PROBLEM STATEMENT >> Note each line of the listing that contains the string "clean", and copy it.
-- DATA ROWS start --
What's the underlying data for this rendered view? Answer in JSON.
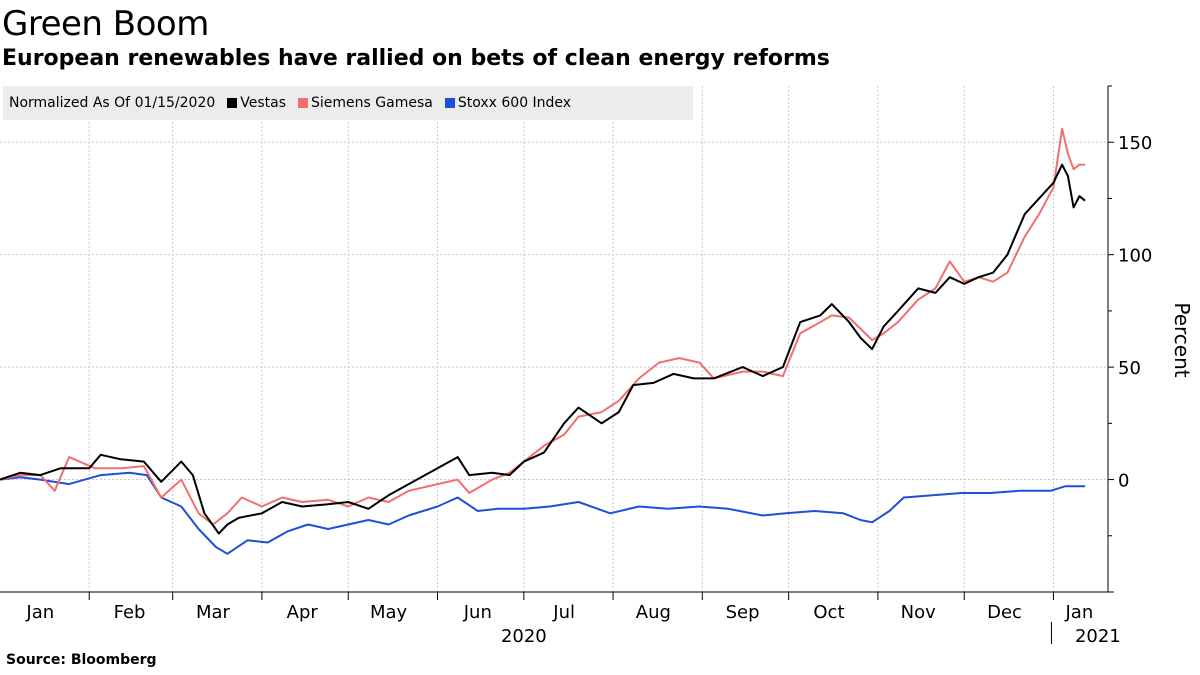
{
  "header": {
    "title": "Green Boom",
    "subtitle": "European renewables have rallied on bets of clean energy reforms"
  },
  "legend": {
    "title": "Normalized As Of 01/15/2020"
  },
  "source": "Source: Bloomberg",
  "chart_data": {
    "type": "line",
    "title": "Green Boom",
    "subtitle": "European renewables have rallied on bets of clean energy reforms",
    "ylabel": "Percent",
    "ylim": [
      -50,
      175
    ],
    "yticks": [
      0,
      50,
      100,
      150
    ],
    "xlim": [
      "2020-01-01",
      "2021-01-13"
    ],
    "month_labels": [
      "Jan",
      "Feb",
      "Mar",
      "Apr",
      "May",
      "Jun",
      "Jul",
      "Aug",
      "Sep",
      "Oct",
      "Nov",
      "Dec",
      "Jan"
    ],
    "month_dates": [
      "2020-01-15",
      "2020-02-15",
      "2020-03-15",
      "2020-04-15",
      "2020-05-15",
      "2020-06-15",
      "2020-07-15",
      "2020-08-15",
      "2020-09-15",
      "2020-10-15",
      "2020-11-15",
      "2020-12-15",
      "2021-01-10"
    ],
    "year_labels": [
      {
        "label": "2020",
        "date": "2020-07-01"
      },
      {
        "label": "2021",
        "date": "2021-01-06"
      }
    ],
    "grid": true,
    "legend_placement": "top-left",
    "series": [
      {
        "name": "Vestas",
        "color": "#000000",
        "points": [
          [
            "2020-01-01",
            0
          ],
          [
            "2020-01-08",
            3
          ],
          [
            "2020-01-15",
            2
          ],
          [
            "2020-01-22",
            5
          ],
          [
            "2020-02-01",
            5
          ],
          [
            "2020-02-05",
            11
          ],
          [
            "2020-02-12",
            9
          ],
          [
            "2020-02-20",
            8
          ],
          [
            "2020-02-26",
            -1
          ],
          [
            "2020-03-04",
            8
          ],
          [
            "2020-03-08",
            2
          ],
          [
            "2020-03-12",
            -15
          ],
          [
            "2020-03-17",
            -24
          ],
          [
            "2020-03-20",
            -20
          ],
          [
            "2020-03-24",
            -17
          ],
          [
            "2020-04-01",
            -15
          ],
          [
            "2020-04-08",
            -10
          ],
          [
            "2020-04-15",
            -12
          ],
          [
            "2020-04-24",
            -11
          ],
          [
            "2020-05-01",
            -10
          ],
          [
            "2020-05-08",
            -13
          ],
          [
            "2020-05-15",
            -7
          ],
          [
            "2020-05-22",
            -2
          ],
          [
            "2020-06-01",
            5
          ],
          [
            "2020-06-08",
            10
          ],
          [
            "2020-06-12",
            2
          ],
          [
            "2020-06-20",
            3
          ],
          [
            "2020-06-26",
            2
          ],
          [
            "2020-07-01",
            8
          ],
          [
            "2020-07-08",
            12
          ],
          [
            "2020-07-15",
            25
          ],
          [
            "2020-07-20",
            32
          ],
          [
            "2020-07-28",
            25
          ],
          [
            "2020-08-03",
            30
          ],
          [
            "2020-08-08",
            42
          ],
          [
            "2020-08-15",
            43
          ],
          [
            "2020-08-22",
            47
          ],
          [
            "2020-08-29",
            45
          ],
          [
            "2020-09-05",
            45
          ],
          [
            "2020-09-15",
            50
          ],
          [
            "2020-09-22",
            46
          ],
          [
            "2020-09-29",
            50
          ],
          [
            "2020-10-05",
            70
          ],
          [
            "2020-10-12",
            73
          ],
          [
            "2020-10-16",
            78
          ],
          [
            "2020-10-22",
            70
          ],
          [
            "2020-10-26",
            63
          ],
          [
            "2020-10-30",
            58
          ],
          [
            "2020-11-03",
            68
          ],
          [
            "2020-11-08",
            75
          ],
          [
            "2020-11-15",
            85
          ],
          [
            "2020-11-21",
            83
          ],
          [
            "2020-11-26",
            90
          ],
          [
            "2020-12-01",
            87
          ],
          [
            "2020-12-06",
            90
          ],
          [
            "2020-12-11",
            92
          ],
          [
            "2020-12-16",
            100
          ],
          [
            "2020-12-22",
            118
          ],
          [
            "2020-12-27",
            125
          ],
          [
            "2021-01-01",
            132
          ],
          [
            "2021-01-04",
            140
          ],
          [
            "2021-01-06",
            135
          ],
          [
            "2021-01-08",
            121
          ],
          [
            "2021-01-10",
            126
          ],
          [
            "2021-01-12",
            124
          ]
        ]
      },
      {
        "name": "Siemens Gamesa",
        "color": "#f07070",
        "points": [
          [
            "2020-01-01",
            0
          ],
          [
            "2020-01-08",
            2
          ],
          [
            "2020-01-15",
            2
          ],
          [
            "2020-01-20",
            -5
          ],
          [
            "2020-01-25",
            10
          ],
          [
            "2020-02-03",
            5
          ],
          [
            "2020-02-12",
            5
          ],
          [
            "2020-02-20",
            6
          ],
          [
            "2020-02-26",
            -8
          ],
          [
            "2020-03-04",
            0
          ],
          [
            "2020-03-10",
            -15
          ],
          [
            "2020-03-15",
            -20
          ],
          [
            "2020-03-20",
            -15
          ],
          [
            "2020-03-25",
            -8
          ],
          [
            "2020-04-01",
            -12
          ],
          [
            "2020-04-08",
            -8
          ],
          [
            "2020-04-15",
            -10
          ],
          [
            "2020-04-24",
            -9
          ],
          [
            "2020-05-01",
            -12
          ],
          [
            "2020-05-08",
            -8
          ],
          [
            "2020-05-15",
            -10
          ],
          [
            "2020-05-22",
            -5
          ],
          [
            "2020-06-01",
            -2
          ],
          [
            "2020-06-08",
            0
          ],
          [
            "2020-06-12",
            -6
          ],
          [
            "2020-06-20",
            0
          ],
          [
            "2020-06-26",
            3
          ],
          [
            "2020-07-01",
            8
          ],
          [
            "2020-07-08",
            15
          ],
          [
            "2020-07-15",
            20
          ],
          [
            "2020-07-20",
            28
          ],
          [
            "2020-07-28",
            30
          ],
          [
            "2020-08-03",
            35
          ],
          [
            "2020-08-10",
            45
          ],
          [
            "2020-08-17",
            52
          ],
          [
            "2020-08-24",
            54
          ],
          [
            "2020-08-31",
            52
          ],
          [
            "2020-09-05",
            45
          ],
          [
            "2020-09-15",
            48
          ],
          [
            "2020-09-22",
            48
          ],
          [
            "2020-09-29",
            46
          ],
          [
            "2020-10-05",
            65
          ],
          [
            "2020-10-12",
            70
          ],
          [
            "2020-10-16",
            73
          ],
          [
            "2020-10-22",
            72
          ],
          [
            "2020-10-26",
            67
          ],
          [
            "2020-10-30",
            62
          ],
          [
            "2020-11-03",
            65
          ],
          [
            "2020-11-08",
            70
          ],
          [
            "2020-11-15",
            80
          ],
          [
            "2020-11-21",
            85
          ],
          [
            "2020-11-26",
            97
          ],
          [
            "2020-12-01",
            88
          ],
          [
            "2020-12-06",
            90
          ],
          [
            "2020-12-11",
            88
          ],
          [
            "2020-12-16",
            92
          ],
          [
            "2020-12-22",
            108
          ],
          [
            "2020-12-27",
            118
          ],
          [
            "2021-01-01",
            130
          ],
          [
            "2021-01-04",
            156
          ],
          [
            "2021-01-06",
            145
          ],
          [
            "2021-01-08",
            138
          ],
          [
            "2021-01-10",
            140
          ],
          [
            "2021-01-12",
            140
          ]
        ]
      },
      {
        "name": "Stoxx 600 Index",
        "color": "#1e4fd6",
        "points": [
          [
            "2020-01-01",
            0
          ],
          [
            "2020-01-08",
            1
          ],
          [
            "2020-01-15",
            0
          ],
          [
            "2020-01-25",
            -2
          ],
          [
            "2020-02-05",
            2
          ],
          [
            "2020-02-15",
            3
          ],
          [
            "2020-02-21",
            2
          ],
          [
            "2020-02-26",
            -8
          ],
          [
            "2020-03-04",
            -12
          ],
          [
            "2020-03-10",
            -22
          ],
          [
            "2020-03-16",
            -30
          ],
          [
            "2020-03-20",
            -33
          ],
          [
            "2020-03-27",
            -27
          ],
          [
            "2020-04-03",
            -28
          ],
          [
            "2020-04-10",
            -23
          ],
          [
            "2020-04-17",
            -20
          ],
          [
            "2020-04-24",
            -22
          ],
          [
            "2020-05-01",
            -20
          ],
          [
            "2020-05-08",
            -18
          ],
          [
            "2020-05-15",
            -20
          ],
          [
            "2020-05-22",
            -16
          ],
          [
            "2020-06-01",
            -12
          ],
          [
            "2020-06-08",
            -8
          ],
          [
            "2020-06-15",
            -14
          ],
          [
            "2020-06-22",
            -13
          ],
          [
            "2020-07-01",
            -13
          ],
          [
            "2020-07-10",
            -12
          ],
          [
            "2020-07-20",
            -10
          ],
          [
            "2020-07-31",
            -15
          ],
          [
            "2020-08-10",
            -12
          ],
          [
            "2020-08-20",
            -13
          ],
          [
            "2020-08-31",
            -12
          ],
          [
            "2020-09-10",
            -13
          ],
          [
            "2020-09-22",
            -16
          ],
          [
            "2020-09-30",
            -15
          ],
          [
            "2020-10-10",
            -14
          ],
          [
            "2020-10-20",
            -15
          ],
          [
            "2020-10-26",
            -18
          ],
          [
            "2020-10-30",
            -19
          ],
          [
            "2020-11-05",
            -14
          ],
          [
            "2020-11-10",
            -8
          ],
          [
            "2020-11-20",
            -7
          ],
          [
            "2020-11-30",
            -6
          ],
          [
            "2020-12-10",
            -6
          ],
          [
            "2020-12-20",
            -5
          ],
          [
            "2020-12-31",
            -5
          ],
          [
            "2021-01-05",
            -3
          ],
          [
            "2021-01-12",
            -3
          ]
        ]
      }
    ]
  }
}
-- DATA ROWS end --
-- DATA ROWS start --
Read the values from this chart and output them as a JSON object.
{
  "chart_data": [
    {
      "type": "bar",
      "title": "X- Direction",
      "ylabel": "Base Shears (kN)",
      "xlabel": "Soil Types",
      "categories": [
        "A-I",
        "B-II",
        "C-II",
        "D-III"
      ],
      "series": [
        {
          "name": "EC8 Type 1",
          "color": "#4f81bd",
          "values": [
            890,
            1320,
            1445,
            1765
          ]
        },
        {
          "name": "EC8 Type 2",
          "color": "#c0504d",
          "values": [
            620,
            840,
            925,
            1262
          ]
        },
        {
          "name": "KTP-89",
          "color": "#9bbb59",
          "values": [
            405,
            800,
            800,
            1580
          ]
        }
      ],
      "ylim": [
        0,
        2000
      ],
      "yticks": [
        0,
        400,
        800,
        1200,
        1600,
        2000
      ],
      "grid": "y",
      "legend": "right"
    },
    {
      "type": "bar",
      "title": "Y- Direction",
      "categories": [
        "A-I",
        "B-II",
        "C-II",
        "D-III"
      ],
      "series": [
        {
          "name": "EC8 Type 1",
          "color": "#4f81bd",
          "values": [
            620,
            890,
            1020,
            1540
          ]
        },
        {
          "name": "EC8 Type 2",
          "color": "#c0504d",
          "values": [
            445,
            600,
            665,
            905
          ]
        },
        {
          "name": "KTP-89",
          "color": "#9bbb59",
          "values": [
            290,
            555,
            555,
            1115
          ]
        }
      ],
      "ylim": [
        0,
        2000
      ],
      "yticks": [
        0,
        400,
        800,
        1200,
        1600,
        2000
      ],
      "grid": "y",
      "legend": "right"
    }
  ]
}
-- DATA ROWS end --
-- DATA ROWS start --
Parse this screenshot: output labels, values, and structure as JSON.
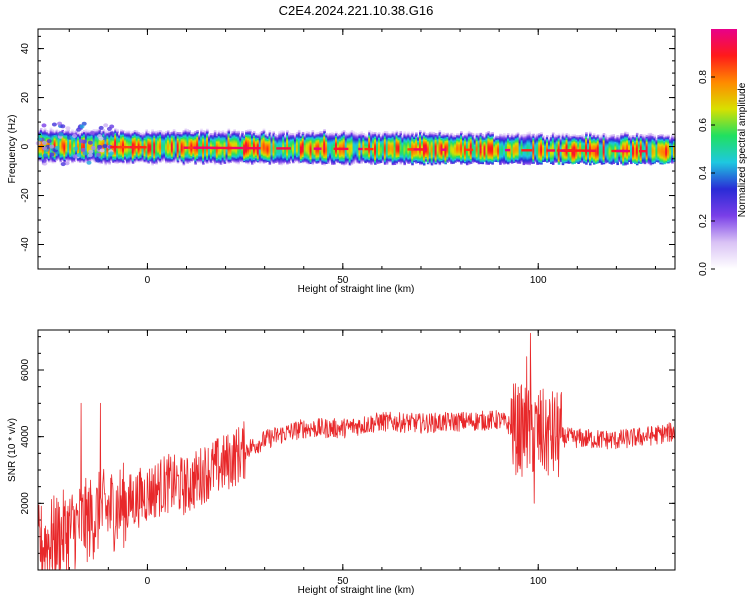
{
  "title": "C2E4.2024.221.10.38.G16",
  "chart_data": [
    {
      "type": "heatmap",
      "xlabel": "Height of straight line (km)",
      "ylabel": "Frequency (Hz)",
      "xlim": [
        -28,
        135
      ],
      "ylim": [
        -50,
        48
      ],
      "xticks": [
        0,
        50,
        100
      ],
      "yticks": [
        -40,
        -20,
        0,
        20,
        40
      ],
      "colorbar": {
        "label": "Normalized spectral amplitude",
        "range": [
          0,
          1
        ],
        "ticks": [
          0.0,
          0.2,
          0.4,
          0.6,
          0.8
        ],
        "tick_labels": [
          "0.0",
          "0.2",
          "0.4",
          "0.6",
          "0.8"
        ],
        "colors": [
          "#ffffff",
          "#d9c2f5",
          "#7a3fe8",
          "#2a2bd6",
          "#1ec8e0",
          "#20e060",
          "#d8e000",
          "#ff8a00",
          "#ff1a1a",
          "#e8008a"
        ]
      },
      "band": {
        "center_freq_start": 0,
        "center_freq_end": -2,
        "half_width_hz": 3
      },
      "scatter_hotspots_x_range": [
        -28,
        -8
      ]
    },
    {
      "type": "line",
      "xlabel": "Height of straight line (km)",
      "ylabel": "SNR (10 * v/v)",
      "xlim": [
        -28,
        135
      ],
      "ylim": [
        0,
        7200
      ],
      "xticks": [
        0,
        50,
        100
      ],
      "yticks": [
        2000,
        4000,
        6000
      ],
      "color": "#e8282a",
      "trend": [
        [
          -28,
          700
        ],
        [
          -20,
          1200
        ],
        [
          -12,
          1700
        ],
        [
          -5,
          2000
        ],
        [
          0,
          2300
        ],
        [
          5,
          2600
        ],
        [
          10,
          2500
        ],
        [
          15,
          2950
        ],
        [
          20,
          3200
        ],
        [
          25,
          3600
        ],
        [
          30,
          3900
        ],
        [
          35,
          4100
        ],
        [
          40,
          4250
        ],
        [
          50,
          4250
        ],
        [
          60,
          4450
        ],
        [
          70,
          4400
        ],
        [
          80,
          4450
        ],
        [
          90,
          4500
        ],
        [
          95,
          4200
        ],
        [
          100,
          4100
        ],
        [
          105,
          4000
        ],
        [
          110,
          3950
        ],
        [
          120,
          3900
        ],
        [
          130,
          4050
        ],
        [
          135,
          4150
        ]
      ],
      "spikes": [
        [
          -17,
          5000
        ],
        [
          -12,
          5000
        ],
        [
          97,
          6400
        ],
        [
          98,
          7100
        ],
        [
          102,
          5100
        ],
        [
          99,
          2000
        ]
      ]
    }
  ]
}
-- DATA ROWS end --
WORKED ANSWER >>
    "subtitle": "European renewables have rallied on bets of clean energy reforms"
    "subtitle": "European renewables have rallied on bets of clean energy reforms",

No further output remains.